-- Items start --
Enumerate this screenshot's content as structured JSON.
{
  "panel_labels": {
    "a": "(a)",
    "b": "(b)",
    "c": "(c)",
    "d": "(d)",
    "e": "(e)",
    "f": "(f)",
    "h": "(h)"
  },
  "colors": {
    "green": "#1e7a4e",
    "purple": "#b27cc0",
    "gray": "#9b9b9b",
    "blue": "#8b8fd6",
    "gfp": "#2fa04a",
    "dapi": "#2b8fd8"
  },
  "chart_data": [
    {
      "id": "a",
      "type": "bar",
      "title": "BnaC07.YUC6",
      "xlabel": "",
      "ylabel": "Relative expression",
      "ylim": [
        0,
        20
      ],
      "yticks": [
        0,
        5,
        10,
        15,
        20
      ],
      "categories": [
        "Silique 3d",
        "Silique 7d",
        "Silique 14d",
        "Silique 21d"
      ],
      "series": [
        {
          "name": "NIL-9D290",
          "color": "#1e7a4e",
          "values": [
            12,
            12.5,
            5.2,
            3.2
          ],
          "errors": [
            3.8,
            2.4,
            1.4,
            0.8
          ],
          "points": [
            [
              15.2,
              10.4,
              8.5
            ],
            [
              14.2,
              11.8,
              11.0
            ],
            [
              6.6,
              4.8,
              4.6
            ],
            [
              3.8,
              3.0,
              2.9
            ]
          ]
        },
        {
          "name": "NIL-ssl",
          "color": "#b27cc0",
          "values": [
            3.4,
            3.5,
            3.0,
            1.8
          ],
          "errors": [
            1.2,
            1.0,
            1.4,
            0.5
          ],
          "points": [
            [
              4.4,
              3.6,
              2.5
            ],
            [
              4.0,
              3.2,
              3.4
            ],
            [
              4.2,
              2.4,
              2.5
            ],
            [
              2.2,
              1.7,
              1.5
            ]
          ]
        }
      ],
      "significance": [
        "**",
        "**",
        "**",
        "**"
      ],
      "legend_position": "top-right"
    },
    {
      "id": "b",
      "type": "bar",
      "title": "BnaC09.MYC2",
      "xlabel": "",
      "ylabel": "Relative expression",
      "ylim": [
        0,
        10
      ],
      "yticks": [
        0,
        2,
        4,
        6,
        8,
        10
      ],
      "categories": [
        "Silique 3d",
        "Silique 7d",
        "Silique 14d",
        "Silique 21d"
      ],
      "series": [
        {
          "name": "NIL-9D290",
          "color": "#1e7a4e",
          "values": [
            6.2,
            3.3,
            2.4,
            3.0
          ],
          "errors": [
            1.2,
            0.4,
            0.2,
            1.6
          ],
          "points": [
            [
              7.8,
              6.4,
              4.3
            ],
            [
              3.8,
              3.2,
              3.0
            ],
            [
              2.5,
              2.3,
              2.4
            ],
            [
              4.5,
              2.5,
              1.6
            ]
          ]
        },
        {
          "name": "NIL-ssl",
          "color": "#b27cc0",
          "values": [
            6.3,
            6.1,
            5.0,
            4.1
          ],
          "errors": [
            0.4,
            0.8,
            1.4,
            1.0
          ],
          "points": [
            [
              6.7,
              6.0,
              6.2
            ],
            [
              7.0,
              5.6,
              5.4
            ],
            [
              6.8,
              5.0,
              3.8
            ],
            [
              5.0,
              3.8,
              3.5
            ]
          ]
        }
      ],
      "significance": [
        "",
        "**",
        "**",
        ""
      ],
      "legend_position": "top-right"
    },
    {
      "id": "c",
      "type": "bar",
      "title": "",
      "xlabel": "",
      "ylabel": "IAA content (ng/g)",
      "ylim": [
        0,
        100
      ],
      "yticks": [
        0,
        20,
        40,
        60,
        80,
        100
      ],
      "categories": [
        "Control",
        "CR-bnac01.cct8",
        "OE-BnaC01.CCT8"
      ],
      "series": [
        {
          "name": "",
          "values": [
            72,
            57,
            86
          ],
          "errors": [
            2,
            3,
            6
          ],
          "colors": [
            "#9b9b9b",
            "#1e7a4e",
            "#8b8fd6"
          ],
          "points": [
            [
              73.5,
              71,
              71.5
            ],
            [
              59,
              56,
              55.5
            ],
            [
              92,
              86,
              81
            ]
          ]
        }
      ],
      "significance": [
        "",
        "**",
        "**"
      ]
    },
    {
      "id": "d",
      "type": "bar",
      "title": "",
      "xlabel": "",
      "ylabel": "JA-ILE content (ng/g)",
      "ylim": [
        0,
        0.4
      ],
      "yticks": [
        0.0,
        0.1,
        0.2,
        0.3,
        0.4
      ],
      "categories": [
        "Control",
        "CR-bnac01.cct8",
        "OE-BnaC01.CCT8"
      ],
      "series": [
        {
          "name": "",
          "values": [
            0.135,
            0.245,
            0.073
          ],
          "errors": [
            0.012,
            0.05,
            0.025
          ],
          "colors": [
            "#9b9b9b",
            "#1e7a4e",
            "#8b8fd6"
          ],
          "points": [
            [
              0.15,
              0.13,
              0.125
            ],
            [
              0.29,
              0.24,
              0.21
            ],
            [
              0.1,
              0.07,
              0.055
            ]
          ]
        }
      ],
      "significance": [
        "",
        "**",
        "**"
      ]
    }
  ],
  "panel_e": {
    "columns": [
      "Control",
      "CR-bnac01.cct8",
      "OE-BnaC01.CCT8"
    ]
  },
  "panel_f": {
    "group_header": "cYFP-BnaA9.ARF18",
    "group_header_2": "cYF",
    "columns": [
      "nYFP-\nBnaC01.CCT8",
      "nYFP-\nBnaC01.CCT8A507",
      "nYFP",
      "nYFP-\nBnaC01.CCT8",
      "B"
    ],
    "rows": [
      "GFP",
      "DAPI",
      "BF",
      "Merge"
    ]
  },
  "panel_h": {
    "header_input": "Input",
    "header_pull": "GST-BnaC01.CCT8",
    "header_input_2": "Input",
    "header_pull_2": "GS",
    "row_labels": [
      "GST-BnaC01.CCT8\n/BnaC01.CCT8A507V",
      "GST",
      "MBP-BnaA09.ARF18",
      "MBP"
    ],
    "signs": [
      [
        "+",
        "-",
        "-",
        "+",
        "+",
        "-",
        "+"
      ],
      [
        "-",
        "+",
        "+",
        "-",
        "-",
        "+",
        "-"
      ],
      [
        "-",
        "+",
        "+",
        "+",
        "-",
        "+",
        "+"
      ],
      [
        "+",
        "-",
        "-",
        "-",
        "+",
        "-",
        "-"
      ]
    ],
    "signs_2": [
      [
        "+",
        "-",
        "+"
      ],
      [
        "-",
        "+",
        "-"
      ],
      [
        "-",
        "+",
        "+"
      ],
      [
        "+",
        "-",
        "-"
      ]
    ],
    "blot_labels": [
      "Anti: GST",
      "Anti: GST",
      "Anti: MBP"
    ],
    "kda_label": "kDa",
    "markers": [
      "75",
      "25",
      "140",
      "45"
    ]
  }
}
-- Items end --
(Given problem)
Copy out all of the records above with nothing altered.

(Answer to the exercise)
Enumerate this screenshot's content as structured JSON.
{
  "panel_labels": {
    "a": "(a)",
    "b": "(b)",
    "c": "(c)",
    "d": "(d)",
    "e": "(e)",
    "f": "(f)",
    "h": "(h)"
  },
  "colors": {
    "green": "#1e7a4e",
    "purple": "#b27cc0",
    "gray": "#9b9b9b",
    "blue": "#8b8fd6",
    "gfp": "#2fa04a",
    "dapi": "#2b8fd8"
  },
  "chart_data": [
    {
      "id": "a",
      "type": "bar",
      "title": "BnaC07.YUC6",
      "xlabel": "",
      "ylabel": "Relative expression",
      "ylim": [
        0,
        20
      ],
      "yticks": [
        0,
        5,
        10,
        15,
        20
      ],
      "categories": [
        "Silique 3d",
        "Silique 7d",
        "Silique 14d",
        "Silique 21d"
      ],
      "series": [
        {
          "name": "NIL-9D290",
          "color": "#1e7a4e",
          "values": [
            12,
            12.5,
            5.2,
            3.2
          ],
          "errors": [
            3.8,
            2.4,
            1.4,
            0.8
          ],
          "points": [
            [
              15.2,
              10.4,
              8.5
            ],
            [
              14.2,
              11.8,
              11.0
            ],
            [
              6.6,
              4.8,
              4.6
            ],
            [
              3.8,
              3.0,
              2.9
            ]
          ]
        },
        {
          "name": "NIL-ssl",
          "color": "#b27cc0",
          "values": [
            3.4,
            3.5,
            3.0,
            1.8
          ],
          "errors": [
            1.2,
            1.0,
            1.4,
            0.5
          ],
          "points": [
            [
              4.4,
              3.6,
              2.5
            ],
            [
              4.0,
              3.2,
              3.4
            ],
            [
              4.2,
              2.4,
              2.5
            ],
            [
              2.2,
              1.7,
              1.5
            ]
          ]
        }
      ],
      "significance": [
        "**",
        "**",
        "**",
        "**"
      ],
      "legend_position": "top-right"
    },
    {
      "id": "b",
      "type": "bar",
      "title": "BnaC09.MYC2",
      "xlabel": "",
      "ylabel": "Relative expression",
      "ylim": [
        0,
        10
      ],
      "yticks": [
        0,
        2,
        4,
        6,
        8,
        10
      ],
      "categories": [
        "Silique 3d",
        "Silique 7d",
        "Silique 14d",
        "Silique 21d"
      ],
      "series": [
        {
          "name": "NIL-9D290",
          "color": "#1e7a4e",
          "values": [
            6.2,
            3.3,
            2.4,
            3.0
          ],
          "errors": [
            1.2,
            0.4,
            0.2,
            1.6
          ],
          "points": [
            [
              7.8,
              6.4,
              4.3
            ],
            [
              3.8,
              3.2,
              3.0
            ],
            [
              2.5,
              2.3,
              2.4
            ],
            [
              4.5,
              2.5,
              1.6
            ]
          ]
        },
        {
          "name": "NIL-ssl",
          "color": "#b27cc0",
          "values": [
            6.3,
            6.1,
            5.0,
            4.1
          ],
          "errors": [
            0.4,
            0.8,
            1.4,
            1.0
          ],
          "points": [
            [
              6.7,
              6.0,
              6.2
            ],
            [
              7.0,
              5.6,
              5.4
            ],
            [
              6.8,
              5.0,
              3.8
            ],
            [
              5.0,
              3.8,
              3.5
            ]
          ]
        }
      ],
      "significance": [
        "",
        "**",
        "**",
        ""
      ],
      "legend_position": "top-right"
    },
    {
      "id": "c",
      "type": "bar",
      "title": "",
      "xlabel": "",
      "ylabel": "IAA content (ng/g)",
      "ylim": [
        0,
        100
      ],
      "yticks": [
        0,
        20,
        40,
        60,
        80,
        100
      ],
      "categories": [
        "Control",
        "CR-bnac01.cct8",
        "OE-BnaC01.CCT8"
      ],
      "series": [
        {
          "name": "",
          "values": [
            72,
            57,
            86
          ],
          "errors": [
            2,
            3,
            6
          ],
          "colors": [
            "#9b9b9b",
            "#1e7a4e",
            "#8b8fd6"
          ],
          "points": [
            [
              73.5,
              71,
              71.5
            ],
            [
              59,
              56,
              55.5
            ],
            [
              92,
              86,
              81
            ]
          ]
        }
      ],
      "significance": [
        "",
        "**",
        "**"
      ]
    },
    {
      "id": "d",
      "type": "bar",
      "title": "",
      "xlabel": "",
      "ylabel": "JA-ILE content (ng/g)",
      "ylim": [
        0,
        0.4
      ],
      "yticks": [
        0.0,
        0.1,
        0.2,
        0.3,
        0.4
      ],
      "categories": [
        "Control",
        "CR-bnac01.cct8",
        "OE-BnaC01.CCT8"
      ],
      "series": [
        {
          "name": "",
          "values": [
            0.135,
            0.245,
            0.073
          ],
          "errors": [
            0.012,
            0.05,
            0.025
          ],
          "colors": [
            "#9b9b9b",
            "#1e7a4e",
            "#8b8fd6"
          ],
          "points": [
            [
              0.15,
              0.13,
              0.125
            ],
            [
              0.29,
              0.24,
              0.21
            ],
            [
              0.1,
              0.07,
              0.055
            ]
          ]
        }
      ],
      "significance": [
        "",
        "**",
        "**"
      ]
    }
  ],
  "panel_e": {
    "columns": [
      "Control",
      "CR-bnac01.cct8",
      "OE-BnaC01.CCT8"
    ]
  },
  "panel_f": {
    "group_header": "cYFP-BnaA9.ARF18",
    "group_header_2": "cYF",
    "columns": [
      "nYFP-\nBnaC01.CCT8",
      "nYFP-\nBnaC01.CCT8A507",
      "nYFP",
      "nYFP-\nBnaC01.CCT8",
      "B"
    ],
    "rows": [
      "GFP",
      "DAPI",
      "BF",
      "Merge"
    ]
  },
  "panel_h": {
    "header_input": "Input",
    "header_pull": "GST-BnaC01.CCT8",
    "header_input_2": "Input",
    "header_pull_2": "GS",
    "row_labels": [
      "GST-BnaC01.CCT8\n/BnaC01.CCT8A507V",
      "GST",
      "MBP-BnaA09.ARF18",
      "MBP"
    ],
    "signs": [
      [
        "+",
        "-",
        "-",
        "+",
        "+",
        "-",
        "+"
      ],
      [
        "-",
        "+",
        "+",
        "-",
        "-",
        "+",
        "-"
      ],
      [
        "-",
        "+",
        "+",
        "+",
        "-",
        "+",
        "+"
      ],
      [
        "+",
        "-",
        "-",
        "-",
        "+",
        "-",
        "-"
      ]
    ],
    "signs_2": [
      [
        "+",
        "-",
        "+"
      ],
      [
        "-",
        "+",
        "-"
      ],
      [
        "-",
        "+",
        "+"
      ],
      [
        "+",
        "-",
        "-"
      ]
    ],
    "blot_labels": [
      "Anti: GST",
      "Anti: GST",
      "Anti: MBP"
    ],
    "kda_label": "kDa",
    "markers": [
      "75",
      "25",
      "140",
      "45"
    ]
  }
}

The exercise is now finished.